- PROBLEM DESCRIPTION: The entries below should be given again exactly, minus their pictures.

- SUPPLIED DATA:
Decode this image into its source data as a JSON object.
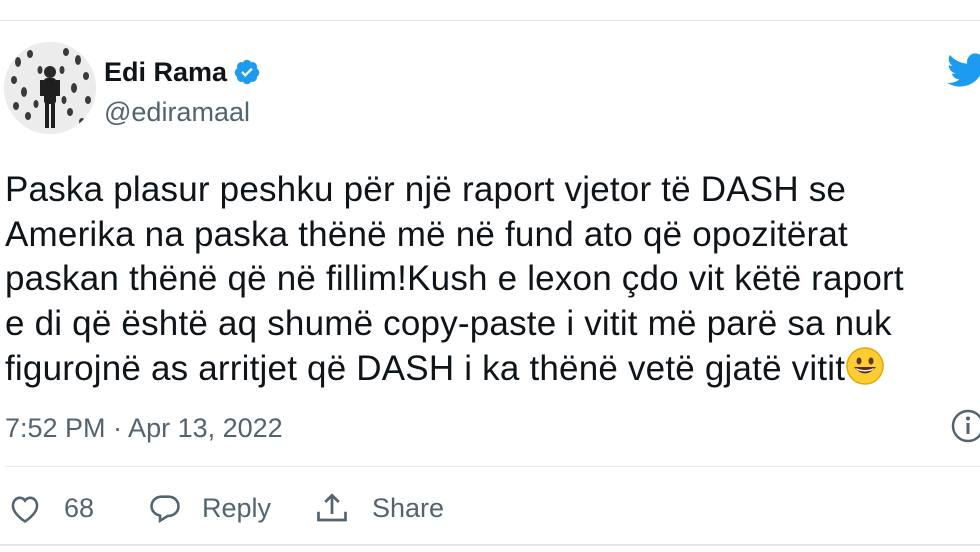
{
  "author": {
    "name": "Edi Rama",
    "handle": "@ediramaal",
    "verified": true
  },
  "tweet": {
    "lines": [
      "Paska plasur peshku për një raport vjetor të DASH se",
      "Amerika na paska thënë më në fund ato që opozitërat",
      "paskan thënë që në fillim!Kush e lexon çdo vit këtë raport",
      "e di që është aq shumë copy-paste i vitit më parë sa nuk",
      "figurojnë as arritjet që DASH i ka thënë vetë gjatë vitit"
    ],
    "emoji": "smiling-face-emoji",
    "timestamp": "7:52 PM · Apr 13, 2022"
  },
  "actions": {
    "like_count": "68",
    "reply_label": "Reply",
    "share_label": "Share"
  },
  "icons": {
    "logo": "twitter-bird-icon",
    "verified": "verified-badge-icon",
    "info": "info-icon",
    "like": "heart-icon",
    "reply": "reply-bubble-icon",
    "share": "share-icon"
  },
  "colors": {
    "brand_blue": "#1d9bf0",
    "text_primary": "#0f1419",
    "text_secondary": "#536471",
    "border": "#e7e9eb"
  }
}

- SOLUTION BELOW:
Decode this image into its source data as a JSON object.
{
  "author": {
    "name": "Edi Rama",
    "handle": "@ediramaal",
    "verified": true
  },
  "tweet": {
    "lines": [
      "Paska plasur peshku për një raport vjetor të DASH se",
      "Amerika na paska thënë më në fund ato që opozitërat",
      "paskan thënë që në fillim!Kush e lexon çdo vit këtë raport",
      "e di që është aq shumë copy-paste i vitit më parë sa nuk",
      "figurojnë as arritjet që DASH i ka thënë vetë gjatë vitit"
    ],
    "emoji": "smiling-face-emoji",
    "timestamp": "7:52 PM · Apr 13, 2022"
  },
  "actions": {
    "like_count": "68",
    "reply_label": "Reply",
    "share_label": "Share"
  },
  "icons": {
    "logo": "twitter-bird-icon",
    "verified": "verified-badge-icon",
    "info": "info-icon",
    "like": "heart-icon",
    "reply": "reply-bubble-icon",
    "share": "share-icon"
  },
  "colors": {
    "brand_blue": "#1d9bf0",
    "text_primary": "#0f1419",
    "text_secondary": "#536471",
    "border": "#e7e9eb"
  }
}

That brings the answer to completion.